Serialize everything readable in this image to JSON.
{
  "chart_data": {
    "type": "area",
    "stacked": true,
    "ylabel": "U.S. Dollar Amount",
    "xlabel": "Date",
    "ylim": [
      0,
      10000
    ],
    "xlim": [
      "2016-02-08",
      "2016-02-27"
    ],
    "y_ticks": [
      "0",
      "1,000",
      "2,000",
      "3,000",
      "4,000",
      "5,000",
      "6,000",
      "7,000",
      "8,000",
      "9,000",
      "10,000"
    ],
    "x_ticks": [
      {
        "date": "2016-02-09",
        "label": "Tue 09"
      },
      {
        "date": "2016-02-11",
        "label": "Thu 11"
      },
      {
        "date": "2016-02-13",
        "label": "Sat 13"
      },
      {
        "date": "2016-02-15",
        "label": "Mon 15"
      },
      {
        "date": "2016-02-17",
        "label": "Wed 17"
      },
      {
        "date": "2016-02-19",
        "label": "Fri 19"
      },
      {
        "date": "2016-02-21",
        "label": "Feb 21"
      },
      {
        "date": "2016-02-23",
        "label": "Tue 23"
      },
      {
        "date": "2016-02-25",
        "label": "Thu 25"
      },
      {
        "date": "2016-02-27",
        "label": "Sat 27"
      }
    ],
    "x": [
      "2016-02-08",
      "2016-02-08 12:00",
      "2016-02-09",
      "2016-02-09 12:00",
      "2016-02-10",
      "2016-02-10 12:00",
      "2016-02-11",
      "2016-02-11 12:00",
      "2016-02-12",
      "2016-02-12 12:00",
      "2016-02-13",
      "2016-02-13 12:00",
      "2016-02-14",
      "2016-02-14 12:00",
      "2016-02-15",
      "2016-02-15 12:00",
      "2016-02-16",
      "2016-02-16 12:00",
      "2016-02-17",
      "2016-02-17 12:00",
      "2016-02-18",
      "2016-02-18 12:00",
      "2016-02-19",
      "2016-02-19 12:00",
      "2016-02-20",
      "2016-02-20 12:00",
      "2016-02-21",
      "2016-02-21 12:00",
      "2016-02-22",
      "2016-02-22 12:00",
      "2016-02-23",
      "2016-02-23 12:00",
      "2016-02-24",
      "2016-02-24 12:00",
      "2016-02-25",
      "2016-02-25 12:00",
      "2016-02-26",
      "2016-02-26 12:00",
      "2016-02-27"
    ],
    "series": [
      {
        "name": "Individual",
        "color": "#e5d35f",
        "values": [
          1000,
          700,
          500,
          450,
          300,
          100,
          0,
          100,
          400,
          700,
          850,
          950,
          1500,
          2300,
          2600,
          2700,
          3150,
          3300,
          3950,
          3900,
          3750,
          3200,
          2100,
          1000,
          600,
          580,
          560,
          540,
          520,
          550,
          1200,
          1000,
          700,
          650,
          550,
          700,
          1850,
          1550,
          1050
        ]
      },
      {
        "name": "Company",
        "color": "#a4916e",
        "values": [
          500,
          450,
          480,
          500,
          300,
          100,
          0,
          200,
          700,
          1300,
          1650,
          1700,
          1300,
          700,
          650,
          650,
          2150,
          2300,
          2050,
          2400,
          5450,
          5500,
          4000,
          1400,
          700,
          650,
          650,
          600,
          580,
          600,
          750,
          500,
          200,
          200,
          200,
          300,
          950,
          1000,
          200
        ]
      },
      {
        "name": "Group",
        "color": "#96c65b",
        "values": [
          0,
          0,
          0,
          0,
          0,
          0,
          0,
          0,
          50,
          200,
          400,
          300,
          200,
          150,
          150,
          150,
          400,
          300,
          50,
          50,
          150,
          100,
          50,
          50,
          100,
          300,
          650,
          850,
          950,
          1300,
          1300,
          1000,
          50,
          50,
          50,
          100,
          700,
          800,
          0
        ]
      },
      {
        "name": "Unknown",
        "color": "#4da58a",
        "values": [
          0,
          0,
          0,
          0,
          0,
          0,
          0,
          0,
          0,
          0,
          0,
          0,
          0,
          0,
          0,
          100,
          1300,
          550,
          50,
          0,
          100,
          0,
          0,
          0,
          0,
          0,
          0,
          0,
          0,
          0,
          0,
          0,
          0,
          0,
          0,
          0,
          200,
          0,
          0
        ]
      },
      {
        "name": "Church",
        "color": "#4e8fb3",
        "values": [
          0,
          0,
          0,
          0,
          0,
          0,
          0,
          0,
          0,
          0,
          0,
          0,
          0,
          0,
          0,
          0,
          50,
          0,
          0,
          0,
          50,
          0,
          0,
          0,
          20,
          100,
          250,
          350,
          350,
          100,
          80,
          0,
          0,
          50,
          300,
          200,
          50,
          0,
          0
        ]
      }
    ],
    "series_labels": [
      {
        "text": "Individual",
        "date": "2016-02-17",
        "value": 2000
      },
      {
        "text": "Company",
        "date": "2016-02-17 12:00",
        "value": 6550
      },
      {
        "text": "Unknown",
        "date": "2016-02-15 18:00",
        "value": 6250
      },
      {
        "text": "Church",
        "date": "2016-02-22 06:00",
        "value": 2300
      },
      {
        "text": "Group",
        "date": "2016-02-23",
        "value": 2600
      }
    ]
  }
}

_ _ _ _ _

» **Written request**
Nothing in the data may differ; print all of it exactly as written.

» **Right answer**
Serialize everything readable in this image to JSON.
{
  "chart_data": {
    "type": "area",
    "stacked": true,
    "ylabel": "U.S. Dollar Amount",
    "xlabel": "Date",
    "ylim": [
      0,
      10000
    ],
    "xlim": [
      "2016-02-08",
      "2016-02-27"
    ],
    "y_ticks": [
      "0",
      "1,000",
      "2,000",
      "3,000",
      "4,000",
      "5,000",
      "6,000",
      "7,000",
      "8,000",
      "9,000",
      "10,000"
    ],
    "x_ticks": [
      {
        "date": "2016-02-09",
        "label": "Tue 09"
      },
      {
        "date": "2016-02-11",
        "label": "Thu 11"
      },
      {
        "date": "2016-02-13",
        "label": "Sat 13"
      },
      {
        "date": "2016-02-15",
        "label": "Mon 15"
      },
      {
        "date": "2016-02-17",
        "label": "Wed 17"
      },
      {
        "date": "2016-02-19",
        "label": "Fri 19"
      },
      {
        "date": "2016-02-21",
        "label": "Feb 21"
      },
      {
        "date": "2016-02-23",
        "label": "Tue 23"
      },
      {
        "date": "2016-02-25",
        "label": "Thu 25"
      },
      {
        "date": "2016-02-27",
        "label": "Sat 27"
      }
    ],
    "x": [
      "2016-02-08",
      "2016-02-08 12:00",
      "2016-02-09",
      "2016-02-09 12:00",
      "2016-02-10",
      "2016-02-10 12:00",
      "2016-02-11",
      "2016-02-11 12:00",
      "2016-02-12",
      "2016-02-12 12:00",
      "2016-02-13",
      "2016-02-13 12:00",
      "2016-02-14",
      "2016-02-14 12:00",
      "2016-02-15",
      "2016-02-15 12:00",
      "2016-02-16",
      "2016-02-16 12:00",
      "2016-02-17",
      "2016-02-17 12:00",
      "2016-02-18",
      "2016-02-18 12:00",
      "2016-02-19",
      "2016-02-19 12:00",
      "2016-02-20",
      "2016-02-20 12:00",
      "2016-02-21",
      "2016-02-21 12:00",
      "2016-02-22",
      "2016-02-22 12:00",
      "2016-02-23",
      "2016-02-23 12:00",
      "2016-02-24",
      "2016-02-24 12:00",
      "2016-02-25",
      "2016-02-25 12:00",
      "2016-02-26",
      "2016-02-26 12:00",
      "2016-02-27"
    ],
    "series": [
      {
        "name": "Individual",
        "color": "#e5d35f",
        "values": [
          1000,
          700,
          500,
          450,
          300,
          100,
          0,
          100,
          400,
          700,
          850,
          950,
          1500,
          2300,
          2600,
          2700,
          3150,
          3300,
          3950,
          3900,
          3750,
          3200,
          2100,
          1000,
          600,
          580,
          560,
          540,
          520,
          550,
          1200,
          1000,
          700,
          650,
          550,
          700,
          1850,
          1550,
          1050
        ]
      },
      {
        "name": "Company",
        "color": "#a4916e",
        "values": [
          500,
          450,
          480,
          500,
          300,
          100,
          0,
          200,
          700,
          1300,
          1650,
          1700,
          1300,
          700,
          650,
          650,
          2150,
          2300,
          2050,
          2400,
          5450,
          5500,
          4000,
          1400,
          700,
          650,
          650,
          600,
          580,
          600,
          750,
          500,
          200,
          200,
          200,
          300,
          950,
          1000,
          200
        ]
      },
      {
        "name": "Group",
        "color": "#96c65b",
        "values": [
          0,
          0,
          0,
          0,
          0,
          0,
          0,
          0,
          50,
          200,
          400,
          300,
          200,
          150,
          150,
          150,
          400,
          300,
          50,
          50,
          150,
          100,
          50,
          50,
          100,
          300,
          650,
          850,
          950,
          1300,
          1300,
          1000,
          50,
          50,
          50,
          100,
          700,
          800,
          0
        ]
      },
      {
        "name": "Unknown",
        "color": "#4da58a",
        "values": [
          0,
          0,
          0,
          0,
          0,
          0,
          0,
          0,
          0,
          0,
          0,
          0,
          0,
          0,
          0,
          100,
          1300,
          550,
          50,
          0,
          100,
          0,
          0,
          0,
          0,
          0,
          0,
          0,
          0,
          0,
          0,
          0,
          0,
          0,
          0,
          0,
          200,
          0,
          0
        ]
      },
      {
        "name": "Church",
        "color": "#4e8fb3",
        "values": [
          0,
          0,
          0,
          0,
          0,
          0,
          0,
          0,
          0,
          0,
          0,
          0,
          0,
          0,
          0,
          0,
          50,
          0,
          0,
          0,
          50,
          0,
          0,
          0,
          20,
          100,
          250,
          350,
          350,
          100,
          80,
          0,
          0,
          50,
          300,
          200,
          50,
          0,
          0
        ]
      }
    ],
    "series_labels": [
      {
        "text": "Individual",
        "date": "2016-02-17",
        "value": 2000
      },
      {
        "text": "Company",
        "date": "2016-02-17 12:00",
        "value": 6550
      },
      {
        "text": "Unknown",
        "date": "2016-02-15 18:00",
        "value": 6250
      },
      {
        "text": "Church",
        "date": "2016-02-22 06:00",
        "value": 2300
      },
      {
        "text": "Group",
        "date": "2016-02-23",
        "value": 2600
      }
    ]
  }
}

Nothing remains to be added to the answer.